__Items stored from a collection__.
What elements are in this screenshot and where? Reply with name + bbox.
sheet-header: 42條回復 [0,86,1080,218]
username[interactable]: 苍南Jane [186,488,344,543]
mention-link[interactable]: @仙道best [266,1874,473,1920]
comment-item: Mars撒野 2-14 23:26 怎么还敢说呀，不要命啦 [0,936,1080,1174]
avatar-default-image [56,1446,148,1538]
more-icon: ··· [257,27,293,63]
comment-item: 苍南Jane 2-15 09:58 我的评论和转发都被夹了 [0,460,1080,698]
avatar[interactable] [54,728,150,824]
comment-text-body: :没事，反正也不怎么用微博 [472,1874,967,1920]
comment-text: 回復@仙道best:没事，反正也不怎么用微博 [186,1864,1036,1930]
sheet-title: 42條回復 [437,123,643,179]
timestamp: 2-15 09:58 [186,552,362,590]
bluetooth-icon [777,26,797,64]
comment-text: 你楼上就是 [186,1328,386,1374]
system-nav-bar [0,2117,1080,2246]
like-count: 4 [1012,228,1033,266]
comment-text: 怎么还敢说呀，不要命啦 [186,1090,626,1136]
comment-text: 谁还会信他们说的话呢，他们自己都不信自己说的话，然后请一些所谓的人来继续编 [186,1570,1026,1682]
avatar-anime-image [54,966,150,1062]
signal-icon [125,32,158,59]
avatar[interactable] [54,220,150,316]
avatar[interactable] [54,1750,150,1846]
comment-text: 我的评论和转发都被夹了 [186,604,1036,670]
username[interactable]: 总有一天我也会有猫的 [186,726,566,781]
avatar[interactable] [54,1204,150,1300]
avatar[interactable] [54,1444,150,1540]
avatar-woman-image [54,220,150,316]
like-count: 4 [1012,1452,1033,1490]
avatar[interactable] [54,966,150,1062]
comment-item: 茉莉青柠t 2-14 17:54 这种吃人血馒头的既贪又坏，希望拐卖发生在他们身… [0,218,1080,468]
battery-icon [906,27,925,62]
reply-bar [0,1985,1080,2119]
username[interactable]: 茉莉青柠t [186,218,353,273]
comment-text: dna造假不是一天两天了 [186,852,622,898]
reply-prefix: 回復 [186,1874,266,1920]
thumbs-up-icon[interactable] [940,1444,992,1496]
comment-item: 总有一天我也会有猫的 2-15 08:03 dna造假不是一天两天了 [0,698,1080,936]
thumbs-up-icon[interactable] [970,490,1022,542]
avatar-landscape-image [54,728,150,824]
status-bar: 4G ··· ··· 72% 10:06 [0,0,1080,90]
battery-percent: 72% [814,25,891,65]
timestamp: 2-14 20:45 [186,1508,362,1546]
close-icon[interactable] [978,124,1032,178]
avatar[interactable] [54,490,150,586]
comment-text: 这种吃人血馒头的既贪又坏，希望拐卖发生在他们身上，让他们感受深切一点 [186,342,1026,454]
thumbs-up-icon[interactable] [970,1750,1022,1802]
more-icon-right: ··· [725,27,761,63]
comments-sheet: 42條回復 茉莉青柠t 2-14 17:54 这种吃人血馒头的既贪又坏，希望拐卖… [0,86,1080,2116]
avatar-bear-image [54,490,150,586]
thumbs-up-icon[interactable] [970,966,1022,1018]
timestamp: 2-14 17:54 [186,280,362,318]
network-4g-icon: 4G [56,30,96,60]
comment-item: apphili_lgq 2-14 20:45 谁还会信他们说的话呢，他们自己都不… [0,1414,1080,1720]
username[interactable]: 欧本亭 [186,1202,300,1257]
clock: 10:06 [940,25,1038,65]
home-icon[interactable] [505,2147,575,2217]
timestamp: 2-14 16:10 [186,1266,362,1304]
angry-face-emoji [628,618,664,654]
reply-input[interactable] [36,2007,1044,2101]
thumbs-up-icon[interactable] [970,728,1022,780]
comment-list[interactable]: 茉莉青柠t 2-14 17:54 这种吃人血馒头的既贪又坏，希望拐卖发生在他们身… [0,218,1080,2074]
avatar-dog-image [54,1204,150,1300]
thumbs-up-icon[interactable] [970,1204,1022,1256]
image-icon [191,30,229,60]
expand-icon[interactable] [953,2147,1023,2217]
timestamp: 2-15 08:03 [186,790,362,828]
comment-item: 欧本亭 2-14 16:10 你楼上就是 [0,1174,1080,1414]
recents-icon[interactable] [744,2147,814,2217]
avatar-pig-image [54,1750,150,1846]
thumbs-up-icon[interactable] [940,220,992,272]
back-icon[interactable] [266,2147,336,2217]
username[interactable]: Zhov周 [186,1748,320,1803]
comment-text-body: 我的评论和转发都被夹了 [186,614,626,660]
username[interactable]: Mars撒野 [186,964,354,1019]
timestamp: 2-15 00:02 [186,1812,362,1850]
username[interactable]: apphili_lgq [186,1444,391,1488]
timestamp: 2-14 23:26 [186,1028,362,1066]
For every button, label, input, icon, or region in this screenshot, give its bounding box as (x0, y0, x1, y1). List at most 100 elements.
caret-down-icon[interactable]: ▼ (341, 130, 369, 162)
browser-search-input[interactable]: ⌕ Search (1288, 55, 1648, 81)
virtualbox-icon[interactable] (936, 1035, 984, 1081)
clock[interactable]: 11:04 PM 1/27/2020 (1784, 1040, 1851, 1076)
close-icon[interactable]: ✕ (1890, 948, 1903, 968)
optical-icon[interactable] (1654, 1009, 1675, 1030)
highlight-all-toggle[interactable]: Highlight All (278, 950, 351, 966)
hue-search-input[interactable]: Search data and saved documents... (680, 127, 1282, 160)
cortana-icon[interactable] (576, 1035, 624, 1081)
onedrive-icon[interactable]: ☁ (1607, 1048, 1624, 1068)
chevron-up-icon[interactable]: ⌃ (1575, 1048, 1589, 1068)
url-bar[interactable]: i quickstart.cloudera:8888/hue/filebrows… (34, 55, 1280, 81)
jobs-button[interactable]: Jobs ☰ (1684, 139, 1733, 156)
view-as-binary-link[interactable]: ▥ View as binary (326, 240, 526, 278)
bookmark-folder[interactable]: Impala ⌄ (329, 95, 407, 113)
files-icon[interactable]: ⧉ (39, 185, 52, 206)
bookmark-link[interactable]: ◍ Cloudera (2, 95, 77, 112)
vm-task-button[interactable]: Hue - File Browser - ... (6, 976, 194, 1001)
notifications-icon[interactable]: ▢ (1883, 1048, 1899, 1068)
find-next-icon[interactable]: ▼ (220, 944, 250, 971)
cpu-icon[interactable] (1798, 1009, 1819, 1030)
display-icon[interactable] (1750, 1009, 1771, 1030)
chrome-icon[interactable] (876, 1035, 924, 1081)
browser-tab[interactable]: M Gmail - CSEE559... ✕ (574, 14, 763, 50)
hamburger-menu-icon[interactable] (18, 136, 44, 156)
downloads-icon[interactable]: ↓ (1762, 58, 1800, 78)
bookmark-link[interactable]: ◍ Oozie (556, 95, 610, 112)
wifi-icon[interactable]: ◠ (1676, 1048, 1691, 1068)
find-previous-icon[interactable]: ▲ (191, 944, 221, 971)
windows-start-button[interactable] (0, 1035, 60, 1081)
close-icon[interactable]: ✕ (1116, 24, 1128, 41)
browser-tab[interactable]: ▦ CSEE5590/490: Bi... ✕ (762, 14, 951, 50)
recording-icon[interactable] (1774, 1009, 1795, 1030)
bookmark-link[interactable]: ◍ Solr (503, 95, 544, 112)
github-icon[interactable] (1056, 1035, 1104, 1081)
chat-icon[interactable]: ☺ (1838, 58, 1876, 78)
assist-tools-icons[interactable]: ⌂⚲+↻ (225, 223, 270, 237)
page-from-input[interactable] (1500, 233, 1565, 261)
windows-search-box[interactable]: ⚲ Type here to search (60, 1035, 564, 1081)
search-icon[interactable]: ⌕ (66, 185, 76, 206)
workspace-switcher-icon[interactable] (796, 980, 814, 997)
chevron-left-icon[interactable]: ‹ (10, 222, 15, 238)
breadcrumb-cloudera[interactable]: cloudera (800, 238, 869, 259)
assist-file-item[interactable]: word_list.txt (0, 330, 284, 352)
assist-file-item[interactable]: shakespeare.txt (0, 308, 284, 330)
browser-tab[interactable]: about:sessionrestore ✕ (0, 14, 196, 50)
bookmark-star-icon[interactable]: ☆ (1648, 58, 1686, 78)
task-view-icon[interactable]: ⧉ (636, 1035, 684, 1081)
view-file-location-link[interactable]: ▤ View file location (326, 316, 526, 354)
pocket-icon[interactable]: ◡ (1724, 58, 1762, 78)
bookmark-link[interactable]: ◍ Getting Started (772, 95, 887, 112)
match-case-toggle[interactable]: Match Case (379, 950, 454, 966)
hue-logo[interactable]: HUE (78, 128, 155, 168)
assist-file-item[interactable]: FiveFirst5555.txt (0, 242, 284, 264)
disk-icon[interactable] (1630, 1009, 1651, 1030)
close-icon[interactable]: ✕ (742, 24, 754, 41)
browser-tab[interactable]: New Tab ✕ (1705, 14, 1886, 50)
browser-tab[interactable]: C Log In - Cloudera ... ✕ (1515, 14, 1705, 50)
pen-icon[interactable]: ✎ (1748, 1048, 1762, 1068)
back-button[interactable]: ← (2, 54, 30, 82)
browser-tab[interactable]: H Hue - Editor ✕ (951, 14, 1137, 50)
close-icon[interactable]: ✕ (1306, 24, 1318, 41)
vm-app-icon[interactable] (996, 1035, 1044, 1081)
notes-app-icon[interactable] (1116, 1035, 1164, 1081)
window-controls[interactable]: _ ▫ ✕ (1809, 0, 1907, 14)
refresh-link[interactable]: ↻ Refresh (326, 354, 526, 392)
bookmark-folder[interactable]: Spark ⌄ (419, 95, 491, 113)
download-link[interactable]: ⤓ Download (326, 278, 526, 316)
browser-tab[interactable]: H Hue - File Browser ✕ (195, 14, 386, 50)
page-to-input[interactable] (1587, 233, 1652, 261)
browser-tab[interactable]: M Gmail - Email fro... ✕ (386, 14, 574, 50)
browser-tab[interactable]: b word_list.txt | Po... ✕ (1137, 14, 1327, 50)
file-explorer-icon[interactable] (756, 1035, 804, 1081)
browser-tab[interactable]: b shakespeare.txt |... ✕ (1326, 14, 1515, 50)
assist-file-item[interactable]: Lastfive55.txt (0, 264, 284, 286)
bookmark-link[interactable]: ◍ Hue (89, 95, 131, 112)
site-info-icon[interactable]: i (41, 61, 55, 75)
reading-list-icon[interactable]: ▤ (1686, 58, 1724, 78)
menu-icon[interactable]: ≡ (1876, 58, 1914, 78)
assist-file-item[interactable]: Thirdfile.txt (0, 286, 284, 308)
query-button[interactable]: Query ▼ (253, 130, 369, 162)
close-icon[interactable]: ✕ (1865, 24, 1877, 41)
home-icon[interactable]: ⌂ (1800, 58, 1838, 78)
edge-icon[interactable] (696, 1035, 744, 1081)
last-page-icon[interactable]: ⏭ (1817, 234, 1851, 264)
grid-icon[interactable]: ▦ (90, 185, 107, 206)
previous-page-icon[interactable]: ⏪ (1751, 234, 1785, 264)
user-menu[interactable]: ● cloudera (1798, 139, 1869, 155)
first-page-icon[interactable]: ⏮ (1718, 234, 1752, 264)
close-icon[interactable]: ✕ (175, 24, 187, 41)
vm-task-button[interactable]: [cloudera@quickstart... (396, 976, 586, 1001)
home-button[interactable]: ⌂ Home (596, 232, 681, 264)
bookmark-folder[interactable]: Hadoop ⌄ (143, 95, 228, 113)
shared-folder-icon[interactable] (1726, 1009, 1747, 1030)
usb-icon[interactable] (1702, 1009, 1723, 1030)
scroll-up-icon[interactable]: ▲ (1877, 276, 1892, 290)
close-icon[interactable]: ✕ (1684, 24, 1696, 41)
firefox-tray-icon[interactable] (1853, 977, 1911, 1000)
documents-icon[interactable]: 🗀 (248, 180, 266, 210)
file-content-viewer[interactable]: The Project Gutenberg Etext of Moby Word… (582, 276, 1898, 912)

__Prompt__. Please copy the records word for word, starting with their first line and going on through the line with "avatar[interactable] [54,1750,150,1846]", including that line.

__Solved problem__.
What elements are in this screenshot and where? Reply with name + bbox.
sheet-header: 42條回復 [0,86,1080,218]
username[interactable]: 苍南Jane [186,488,344,543]
mention-link[interactable]: @仙道best [266,1874,473,1920]
comment-item: Mars撒野 2-14 23:26 怎么还敢说呀，不要命啦 [0,936,1080,1174]
avatar-default-image [56,1446,148,1538]
more-icon: ··· [257,27,293,63]
comment-item: 苍南Jane 2-15 09:58 我的评论和转发都被夹了 [0,460,1080,698]
avatar[interactable] [54,728,150,824]
comment-text-body: :没事，反正也不怎么用微博 [472,1874,967,1920]
comment-text: 回復@仙道best:没事，反正也不怎么用微博 [186,1864,1036,1930]
sheet-title: 42條回復 [437,123,643,179]
timestamp: 2-15 09:58 [186,552,362,590]
bluetooth-icon [777,26,797,64]
comment-text: 你楼上就是 [186,1328,386,1374]
system-nav-bar [0,2117,1080,2246]
like-count: 4 [1012,228,1033,266]
comment-text: 怎么还敢说呀，不要命啦 [186,1090,626,1136]
comment-text: 谁还会信他们说的话呢，他们自己都不信自己说的话，然后请一些所谓的人来继续编 [186,1570,1026,1682]
avatar-anime-image [54,966,150,1062]
signal-icon [125,32,158,59]
avatar[interactable] [54,220,150,316]
avatar[interactable] [54,1750,150,1846]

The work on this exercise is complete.